* _Set exercise_
Using the listing below, report all lines holding the word "села".
--- START OF Working data ---
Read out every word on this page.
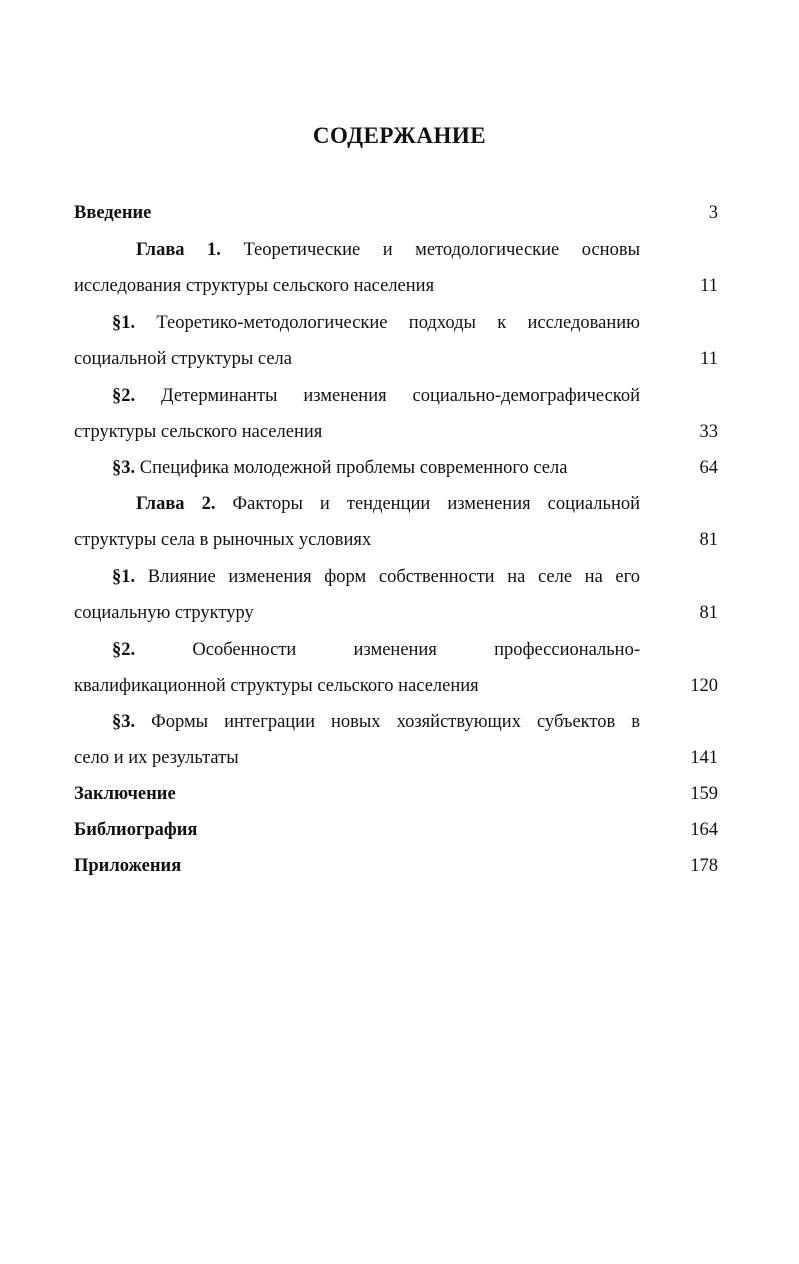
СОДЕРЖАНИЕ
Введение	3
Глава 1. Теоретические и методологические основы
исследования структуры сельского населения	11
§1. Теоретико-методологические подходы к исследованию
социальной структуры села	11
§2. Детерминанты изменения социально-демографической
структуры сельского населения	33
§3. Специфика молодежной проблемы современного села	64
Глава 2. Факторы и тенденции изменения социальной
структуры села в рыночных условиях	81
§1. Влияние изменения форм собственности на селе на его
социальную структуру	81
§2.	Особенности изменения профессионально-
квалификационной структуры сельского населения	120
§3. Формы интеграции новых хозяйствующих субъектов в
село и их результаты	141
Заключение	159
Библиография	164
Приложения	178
--- END OF Working data ---
--- START OF Working data ---
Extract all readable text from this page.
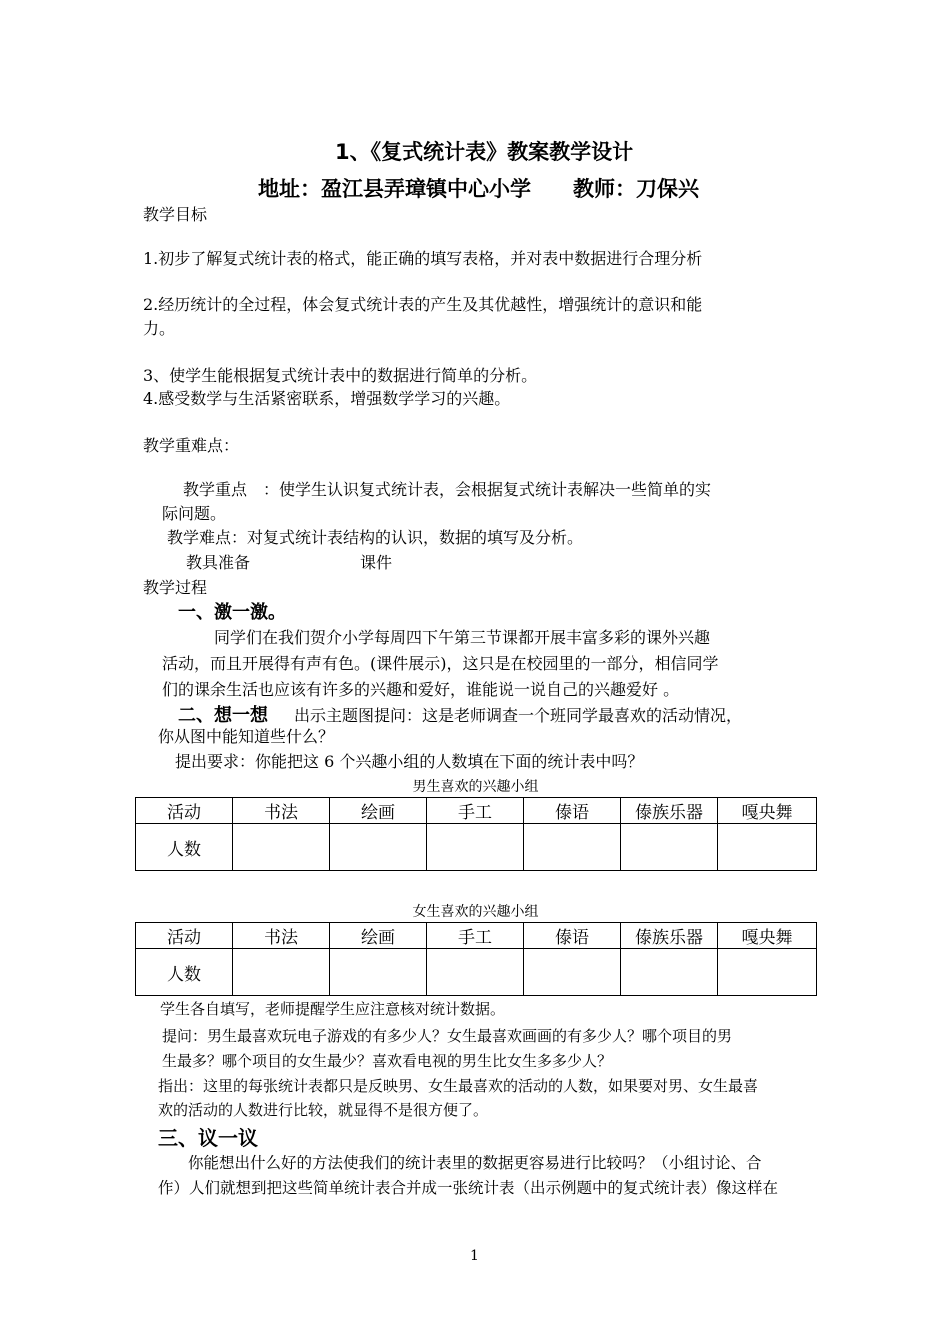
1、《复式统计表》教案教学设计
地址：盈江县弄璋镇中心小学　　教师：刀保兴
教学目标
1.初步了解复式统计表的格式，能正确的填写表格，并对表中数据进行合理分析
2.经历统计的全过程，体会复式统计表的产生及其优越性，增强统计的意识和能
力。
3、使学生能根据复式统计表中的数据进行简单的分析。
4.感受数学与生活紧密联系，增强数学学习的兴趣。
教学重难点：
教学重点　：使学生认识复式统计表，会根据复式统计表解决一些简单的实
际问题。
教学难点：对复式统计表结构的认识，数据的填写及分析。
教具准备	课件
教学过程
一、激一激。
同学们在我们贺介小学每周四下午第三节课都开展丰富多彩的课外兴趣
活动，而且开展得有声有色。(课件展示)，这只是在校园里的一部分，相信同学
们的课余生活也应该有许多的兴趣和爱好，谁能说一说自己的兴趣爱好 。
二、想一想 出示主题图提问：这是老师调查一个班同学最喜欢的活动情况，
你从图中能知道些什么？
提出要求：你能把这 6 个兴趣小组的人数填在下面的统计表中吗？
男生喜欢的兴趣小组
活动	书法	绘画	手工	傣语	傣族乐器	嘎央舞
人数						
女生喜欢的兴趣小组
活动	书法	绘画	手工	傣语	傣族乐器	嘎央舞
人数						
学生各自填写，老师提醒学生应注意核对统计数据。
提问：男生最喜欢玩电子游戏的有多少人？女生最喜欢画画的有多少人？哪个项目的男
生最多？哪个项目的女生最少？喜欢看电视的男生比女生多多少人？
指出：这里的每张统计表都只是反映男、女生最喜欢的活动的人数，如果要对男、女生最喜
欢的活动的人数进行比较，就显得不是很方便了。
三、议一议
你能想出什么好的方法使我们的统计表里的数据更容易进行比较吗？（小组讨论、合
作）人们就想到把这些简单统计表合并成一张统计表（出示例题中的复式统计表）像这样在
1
--- END OF Working data ---
* _Solution to the exercise_
социальной структуры села	11
§3. Специфика молодежной проблемы современного села	64
структуры села в рыночных условиях	81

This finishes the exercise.